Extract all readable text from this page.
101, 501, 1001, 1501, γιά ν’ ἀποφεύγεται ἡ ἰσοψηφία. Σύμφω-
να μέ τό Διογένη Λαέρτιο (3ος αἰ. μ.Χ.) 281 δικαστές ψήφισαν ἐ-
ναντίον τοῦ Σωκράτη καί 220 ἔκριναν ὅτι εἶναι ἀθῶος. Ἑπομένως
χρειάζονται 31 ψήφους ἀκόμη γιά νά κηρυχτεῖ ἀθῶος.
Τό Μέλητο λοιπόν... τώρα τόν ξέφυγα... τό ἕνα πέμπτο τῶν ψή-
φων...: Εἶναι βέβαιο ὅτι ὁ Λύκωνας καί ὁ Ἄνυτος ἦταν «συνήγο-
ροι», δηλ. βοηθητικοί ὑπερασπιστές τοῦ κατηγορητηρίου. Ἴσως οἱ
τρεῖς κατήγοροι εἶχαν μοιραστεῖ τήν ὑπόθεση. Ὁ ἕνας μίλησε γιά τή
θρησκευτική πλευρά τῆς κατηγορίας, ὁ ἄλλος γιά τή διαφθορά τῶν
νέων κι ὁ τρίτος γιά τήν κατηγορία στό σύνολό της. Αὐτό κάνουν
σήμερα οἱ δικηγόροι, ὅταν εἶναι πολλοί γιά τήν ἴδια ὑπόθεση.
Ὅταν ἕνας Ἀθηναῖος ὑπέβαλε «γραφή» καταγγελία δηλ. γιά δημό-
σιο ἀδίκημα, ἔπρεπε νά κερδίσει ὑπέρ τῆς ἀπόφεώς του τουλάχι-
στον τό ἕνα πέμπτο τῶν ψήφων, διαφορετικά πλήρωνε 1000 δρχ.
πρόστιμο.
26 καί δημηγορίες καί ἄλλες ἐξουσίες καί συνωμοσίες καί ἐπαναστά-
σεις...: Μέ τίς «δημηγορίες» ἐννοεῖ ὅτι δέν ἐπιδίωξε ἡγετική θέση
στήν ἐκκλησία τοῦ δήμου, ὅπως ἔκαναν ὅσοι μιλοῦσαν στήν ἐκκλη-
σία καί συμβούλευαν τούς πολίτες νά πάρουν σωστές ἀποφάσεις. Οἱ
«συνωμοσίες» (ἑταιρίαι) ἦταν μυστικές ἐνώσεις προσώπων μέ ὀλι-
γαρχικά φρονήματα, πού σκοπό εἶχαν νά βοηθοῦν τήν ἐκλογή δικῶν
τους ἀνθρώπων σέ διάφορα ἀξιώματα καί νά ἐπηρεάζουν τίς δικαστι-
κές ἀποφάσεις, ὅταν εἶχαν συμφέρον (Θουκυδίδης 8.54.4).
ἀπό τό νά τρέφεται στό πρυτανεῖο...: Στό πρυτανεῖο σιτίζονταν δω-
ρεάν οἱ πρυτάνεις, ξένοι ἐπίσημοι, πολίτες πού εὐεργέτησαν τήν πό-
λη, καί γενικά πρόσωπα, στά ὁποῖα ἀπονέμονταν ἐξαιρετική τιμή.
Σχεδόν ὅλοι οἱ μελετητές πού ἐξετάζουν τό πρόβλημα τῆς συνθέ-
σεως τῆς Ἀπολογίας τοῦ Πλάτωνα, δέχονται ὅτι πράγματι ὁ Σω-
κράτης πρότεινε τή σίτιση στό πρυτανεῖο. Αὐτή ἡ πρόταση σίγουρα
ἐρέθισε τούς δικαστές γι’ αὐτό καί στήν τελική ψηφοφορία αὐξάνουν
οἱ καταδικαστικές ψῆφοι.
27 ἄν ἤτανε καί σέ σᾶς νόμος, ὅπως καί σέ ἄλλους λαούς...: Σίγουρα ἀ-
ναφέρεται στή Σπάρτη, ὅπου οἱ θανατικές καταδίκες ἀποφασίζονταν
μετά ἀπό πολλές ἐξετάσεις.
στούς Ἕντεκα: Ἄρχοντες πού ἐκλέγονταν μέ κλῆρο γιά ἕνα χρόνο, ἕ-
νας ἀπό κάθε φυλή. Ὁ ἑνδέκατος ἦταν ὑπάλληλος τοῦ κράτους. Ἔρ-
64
──────────
In the entries above, find every line holding the word "ἕνας" and copy it out.

= Completed exercise =
τρεῖς κατήγοροι εἶχαν μοιραστεῖ τήν ὑπόθεση. Ὁ ἕνας μίλησε γιά τή
Ὅταν ἕνας Ἀθηναῖος ὑπέβαλε «γραφή» καταγγελία δηλ. γιά δημό-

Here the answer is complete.